* _Aim_: Say how many lines include "score", with no words around the number.

* _Input rows_:
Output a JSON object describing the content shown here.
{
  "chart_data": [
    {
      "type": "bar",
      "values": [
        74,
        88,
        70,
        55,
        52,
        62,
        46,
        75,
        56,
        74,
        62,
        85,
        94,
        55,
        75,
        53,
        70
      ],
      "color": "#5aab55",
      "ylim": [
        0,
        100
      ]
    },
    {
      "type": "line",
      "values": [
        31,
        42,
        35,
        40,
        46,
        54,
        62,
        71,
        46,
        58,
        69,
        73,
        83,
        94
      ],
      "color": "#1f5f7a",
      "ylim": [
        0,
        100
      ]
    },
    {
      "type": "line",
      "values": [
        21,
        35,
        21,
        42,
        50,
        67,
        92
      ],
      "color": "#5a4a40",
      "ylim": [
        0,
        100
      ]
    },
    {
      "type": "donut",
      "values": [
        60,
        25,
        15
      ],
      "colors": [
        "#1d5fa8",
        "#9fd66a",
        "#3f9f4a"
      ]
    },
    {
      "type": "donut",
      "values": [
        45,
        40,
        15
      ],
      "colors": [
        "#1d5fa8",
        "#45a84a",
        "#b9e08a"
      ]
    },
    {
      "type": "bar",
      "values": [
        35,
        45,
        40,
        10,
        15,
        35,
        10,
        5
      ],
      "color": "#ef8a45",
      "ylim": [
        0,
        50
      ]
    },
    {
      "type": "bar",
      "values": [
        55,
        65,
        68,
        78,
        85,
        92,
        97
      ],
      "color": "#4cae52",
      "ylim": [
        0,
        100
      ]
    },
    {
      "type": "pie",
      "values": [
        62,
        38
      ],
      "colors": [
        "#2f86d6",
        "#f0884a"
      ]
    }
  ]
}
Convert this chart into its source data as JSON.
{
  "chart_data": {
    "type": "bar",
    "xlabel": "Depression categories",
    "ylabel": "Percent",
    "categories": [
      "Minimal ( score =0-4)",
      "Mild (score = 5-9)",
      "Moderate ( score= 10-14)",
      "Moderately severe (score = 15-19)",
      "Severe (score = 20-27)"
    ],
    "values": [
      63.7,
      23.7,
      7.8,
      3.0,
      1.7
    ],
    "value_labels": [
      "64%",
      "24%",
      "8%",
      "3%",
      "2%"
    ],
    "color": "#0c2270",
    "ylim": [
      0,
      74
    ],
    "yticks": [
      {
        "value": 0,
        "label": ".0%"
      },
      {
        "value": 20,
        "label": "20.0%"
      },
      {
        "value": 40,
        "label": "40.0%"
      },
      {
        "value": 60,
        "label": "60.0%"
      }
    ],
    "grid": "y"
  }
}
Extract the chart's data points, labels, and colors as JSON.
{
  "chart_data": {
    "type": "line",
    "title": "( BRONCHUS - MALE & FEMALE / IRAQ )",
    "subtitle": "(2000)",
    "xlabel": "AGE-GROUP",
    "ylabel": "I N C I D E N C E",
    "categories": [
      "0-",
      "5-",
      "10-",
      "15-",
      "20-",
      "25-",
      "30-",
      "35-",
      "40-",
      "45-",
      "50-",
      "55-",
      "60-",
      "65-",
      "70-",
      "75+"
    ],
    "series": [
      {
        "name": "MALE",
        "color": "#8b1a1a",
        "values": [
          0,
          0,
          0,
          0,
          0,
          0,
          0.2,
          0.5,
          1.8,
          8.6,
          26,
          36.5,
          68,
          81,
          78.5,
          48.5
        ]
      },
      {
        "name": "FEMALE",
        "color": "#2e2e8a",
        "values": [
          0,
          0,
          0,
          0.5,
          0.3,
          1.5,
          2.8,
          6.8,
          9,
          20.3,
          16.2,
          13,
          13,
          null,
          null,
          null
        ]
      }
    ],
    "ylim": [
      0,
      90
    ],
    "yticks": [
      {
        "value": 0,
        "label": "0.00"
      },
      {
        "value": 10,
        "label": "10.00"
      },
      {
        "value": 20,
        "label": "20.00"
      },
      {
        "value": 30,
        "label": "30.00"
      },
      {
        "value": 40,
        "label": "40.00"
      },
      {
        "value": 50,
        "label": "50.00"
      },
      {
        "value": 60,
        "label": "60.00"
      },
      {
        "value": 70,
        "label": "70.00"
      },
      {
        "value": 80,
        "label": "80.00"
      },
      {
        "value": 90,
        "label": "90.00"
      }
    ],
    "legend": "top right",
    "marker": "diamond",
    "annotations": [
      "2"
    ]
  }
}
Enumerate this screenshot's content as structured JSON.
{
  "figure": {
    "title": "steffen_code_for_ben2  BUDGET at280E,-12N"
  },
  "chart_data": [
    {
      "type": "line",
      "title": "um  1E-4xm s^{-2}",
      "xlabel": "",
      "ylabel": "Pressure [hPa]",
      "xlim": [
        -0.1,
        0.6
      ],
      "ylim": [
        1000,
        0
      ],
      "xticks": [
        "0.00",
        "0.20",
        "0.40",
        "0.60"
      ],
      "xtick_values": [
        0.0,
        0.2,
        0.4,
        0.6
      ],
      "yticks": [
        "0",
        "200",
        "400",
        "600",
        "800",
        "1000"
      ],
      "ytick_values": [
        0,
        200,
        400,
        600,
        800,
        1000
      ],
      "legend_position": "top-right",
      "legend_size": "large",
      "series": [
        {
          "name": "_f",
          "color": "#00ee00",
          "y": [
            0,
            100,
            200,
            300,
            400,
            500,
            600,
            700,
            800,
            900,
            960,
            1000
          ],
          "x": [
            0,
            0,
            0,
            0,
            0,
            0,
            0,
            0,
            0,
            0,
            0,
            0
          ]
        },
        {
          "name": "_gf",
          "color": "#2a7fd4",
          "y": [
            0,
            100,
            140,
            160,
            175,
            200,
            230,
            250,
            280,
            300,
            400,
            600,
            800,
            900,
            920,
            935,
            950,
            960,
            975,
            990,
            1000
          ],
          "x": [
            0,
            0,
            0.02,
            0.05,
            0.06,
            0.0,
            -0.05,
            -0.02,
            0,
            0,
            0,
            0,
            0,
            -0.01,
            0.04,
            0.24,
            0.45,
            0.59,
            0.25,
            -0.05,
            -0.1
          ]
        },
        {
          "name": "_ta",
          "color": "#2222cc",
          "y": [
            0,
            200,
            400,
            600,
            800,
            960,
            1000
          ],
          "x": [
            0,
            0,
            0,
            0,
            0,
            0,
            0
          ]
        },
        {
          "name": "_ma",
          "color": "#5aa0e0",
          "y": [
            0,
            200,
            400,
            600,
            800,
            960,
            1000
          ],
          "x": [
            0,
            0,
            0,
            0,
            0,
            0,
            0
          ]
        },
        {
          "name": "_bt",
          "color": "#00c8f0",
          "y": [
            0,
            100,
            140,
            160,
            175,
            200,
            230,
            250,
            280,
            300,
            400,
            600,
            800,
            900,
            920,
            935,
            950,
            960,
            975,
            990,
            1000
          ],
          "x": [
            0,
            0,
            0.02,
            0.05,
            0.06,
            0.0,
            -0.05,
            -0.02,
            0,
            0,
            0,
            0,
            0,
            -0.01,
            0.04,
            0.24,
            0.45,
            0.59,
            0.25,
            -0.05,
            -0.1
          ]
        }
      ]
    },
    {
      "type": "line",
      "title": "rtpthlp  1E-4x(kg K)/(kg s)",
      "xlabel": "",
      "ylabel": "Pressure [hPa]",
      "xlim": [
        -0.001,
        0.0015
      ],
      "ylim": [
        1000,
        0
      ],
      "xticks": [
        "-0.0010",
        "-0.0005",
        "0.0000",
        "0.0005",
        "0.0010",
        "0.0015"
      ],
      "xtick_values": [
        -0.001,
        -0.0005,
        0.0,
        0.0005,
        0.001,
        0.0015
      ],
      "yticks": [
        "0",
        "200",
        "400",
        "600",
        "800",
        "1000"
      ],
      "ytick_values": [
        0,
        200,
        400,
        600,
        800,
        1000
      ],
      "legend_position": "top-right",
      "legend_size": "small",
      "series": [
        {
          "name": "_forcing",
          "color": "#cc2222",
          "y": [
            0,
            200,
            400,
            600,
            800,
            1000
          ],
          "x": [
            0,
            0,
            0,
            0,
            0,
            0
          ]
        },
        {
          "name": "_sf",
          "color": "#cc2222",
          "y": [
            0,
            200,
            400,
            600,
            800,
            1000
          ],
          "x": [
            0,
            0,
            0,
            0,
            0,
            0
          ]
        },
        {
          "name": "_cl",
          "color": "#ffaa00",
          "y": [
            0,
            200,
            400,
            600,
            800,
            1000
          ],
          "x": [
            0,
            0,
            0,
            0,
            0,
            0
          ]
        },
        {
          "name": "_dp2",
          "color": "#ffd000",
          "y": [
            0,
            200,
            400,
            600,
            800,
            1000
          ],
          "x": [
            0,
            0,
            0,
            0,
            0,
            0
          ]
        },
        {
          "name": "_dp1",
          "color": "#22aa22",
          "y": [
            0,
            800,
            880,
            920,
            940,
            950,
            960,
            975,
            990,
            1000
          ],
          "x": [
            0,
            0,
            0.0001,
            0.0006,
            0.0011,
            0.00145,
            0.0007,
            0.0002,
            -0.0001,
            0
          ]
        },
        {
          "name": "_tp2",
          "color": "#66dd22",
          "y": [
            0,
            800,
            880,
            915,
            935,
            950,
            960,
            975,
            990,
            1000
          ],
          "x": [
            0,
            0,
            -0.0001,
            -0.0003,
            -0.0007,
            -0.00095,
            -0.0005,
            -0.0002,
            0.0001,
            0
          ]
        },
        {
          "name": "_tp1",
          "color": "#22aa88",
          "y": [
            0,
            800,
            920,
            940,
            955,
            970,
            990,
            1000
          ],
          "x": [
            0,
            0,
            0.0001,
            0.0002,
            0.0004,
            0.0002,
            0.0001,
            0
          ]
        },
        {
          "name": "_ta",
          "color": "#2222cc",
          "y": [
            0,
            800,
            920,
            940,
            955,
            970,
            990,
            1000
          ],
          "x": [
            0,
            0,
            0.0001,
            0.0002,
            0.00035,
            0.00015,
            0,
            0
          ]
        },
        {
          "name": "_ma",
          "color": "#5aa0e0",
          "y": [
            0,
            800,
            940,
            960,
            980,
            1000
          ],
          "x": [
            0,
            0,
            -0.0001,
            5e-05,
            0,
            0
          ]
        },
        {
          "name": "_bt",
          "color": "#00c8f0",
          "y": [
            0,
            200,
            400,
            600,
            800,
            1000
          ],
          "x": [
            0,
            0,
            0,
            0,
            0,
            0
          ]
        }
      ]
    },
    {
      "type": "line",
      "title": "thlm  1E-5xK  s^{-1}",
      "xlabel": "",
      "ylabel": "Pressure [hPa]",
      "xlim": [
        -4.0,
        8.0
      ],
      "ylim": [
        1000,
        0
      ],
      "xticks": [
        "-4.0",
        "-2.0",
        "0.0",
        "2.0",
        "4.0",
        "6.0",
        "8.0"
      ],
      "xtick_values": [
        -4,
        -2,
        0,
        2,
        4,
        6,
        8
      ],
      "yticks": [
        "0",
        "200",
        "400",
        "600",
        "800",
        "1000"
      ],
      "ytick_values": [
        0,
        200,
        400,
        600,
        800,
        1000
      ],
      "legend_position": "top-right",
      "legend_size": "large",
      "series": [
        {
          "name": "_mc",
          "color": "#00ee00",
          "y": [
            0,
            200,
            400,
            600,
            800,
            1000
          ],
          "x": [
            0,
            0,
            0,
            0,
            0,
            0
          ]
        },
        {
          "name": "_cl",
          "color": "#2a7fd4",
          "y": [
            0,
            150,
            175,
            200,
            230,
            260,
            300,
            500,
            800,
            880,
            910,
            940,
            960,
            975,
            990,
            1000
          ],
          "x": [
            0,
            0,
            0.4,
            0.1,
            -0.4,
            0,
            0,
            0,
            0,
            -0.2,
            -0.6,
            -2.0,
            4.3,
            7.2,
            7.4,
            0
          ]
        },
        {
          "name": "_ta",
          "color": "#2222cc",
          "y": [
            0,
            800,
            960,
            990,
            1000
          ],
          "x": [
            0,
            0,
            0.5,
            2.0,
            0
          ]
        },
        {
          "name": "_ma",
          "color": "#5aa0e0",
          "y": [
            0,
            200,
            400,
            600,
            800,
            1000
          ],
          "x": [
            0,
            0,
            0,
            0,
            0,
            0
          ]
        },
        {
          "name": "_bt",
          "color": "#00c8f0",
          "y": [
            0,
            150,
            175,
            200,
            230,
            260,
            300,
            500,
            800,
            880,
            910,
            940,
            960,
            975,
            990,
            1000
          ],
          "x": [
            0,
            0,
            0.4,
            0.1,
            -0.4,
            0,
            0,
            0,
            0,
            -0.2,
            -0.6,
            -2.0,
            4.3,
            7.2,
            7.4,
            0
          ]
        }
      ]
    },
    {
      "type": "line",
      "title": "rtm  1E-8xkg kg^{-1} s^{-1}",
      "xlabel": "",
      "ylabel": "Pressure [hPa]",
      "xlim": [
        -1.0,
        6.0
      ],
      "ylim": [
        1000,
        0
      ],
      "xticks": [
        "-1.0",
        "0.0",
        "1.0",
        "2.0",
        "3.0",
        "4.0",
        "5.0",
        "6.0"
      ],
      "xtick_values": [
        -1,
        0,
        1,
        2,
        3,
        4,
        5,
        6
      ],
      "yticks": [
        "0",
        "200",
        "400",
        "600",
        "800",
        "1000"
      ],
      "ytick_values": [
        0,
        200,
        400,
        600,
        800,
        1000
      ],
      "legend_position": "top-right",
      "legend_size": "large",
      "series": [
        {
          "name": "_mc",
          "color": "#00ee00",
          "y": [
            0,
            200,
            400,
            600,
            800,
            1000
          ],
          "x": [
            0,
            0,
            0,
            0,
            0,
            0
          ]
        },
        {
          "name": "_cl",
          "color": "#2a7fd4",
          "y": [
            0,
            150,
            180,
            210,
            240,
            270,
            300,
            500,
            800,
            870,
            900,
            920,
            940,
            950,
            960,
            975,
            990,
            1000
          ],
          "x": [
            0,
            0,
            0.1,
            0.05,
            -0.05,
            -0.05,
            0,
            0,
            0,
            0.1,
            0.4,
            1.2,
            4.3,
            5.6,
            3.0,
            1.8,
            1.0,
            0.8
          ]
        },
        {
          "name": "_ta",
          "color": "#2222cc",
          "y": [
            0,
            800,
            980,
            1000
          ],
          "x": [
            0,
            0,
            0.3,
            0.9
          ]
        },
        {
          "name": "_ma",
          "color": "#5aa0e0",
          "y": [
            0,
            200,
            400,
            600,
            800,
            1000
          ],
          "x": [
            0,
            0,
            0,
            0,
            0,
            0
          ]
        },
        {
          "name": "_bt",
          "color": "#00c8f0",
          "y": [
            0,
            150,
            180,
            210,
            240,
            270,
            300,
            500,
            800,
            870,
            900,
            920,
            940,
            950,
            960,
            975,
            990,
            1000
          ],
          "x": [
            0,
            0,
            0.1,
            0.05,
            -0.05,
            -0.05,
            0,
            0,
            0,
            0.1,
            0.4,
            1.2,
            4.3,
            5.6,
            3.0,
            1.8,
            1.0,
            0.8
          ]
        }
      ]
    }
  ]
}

* _Response below_: 5